▶ **Task description**
Determine which lines of the records include the word "Луговое", and copy them.

"""

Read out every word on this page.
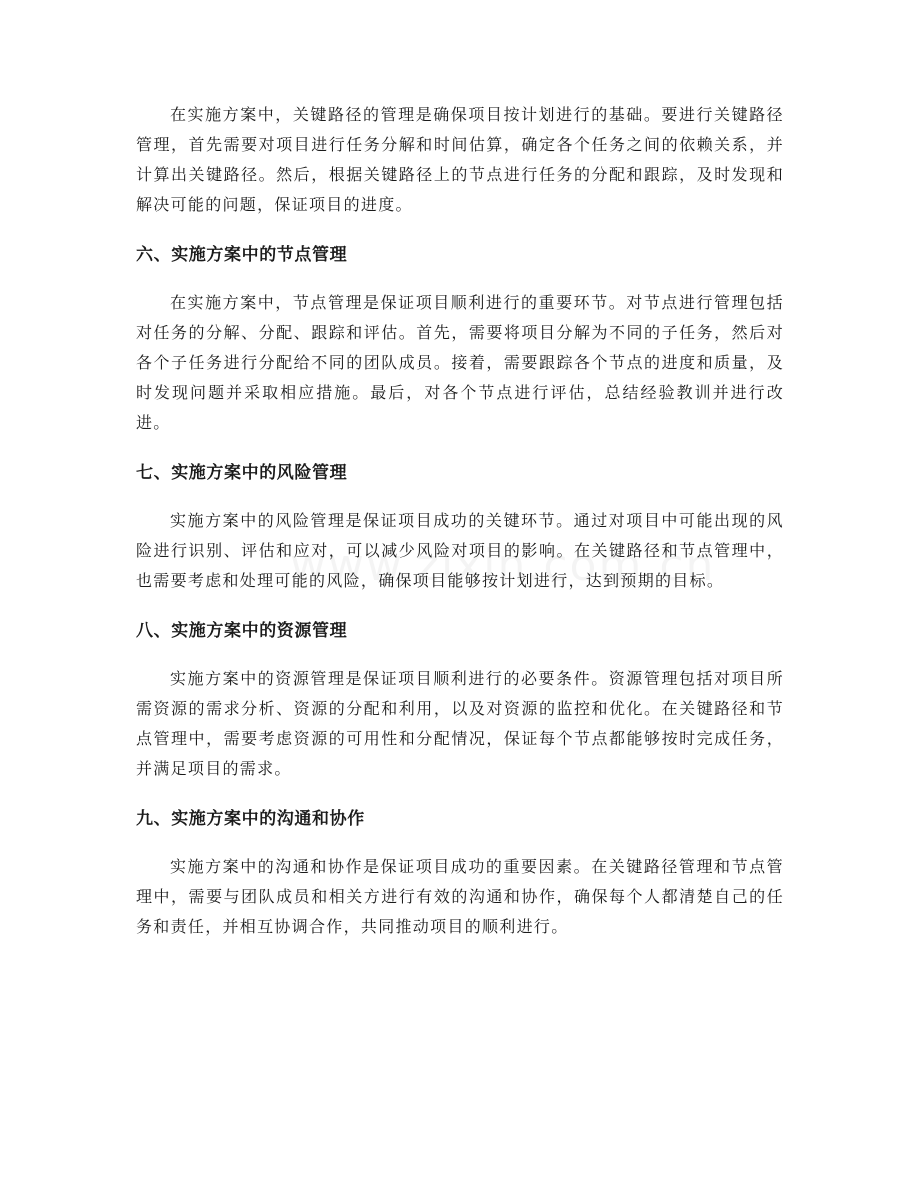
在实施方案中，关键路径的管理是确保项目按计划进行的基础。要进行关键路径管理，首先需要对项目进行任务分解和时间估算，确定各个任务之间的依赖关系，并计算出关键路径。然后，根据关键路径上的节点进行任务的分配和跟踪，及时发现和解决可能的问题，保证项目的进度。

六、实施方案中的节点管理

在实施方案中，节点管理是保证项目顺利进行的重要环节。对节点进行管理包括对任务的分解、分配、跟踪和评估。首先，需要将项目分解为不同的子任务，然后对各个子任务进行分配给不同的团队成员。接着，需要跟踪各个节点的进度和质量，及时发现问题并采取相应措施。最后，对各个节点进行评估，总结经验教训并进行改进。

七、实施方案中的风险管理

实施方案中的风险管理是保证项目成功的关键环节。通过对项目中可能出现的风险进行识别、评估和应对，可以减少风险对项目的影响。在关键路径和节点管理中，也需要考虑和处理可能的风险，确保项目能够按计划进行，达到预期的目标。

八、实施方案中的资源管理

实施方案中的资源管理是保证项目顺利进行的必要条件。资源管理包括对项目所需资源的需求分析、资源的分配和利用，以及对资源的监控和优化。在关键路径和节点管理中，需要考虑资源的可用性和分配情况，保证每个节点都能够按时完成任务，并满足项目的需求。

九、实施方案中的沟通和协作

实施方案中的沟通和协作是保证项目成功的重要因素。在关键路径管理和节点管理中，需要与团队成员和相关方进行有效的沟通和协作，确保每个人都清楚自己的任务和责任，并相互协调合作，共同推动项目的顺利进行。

"""
"""

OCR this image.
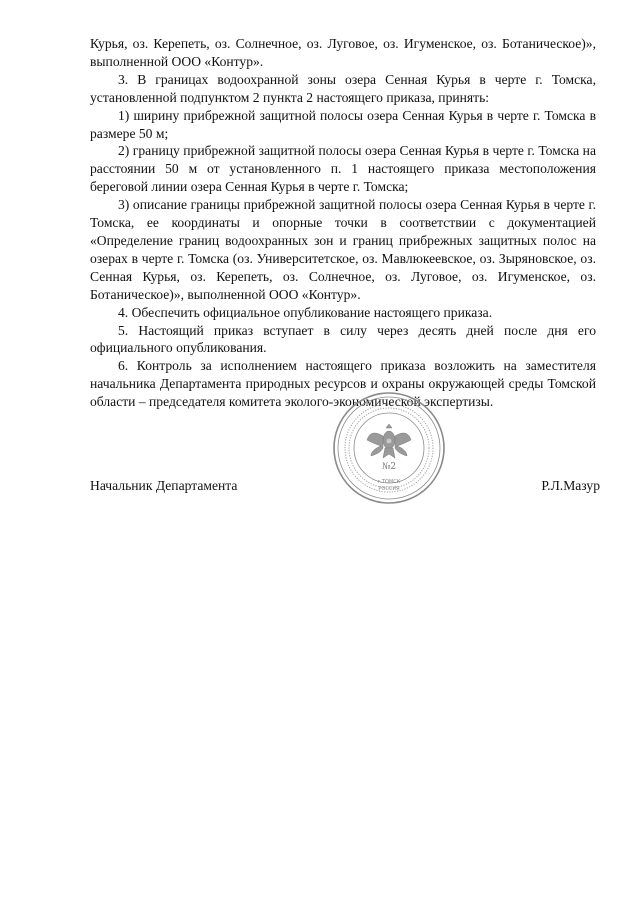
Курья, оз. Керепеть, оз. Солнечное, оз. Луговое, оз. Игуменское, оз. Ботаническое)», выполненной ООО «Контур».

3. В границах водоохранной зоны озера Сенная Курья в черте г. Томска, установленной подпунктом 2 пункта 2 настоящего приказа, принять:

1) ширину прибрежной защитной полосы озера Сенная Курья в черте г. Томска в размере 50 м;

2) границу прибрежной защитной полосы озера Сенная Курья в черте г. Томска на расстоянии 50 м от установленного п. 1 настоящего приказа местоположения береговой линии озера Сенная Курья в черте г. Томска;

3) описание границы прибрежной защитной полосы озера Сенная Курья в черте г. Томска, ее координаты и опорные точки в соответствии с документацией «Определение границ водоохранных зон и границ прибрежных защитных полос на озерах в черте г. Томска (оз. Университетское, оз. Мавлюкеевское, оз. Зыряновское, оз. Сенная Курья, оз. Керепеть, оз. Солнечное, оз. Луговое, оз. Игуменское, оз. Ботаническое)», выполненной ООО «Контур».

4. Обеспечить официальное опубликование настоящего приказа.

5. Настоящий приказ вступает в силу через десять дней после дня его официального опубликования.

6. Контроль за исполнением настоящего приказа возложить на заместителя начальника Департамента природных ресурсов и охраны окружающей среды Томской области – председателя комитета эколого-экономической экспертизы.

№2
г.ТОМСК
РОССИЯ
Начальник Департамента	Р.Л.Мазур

"""

▶ **Complete response**
Курья, оз. Керепеть, оз. Солнечное, оз. Луговое, оз. Игуменское, оз. Ботаническое)», выполненной ООО «Контур».
3) описание границы прибрежной защитной полосы озера Сенная Курья в черте г. Томска, ее координаты и опорные точки в соответствии с документацией «Определение границ водоохранных зон и границ прибрежных защитных полос на озерах в черте г. Томска (оз. Университетское, оз. Мавлюкеевское, оз. Зыряновское, оз. Сенная Курья, оз. Керепеть, оз. Солнечное, оз. Луговое, оз. Игуменское, оз. Ботаническое)», выполненной ООО «Контур».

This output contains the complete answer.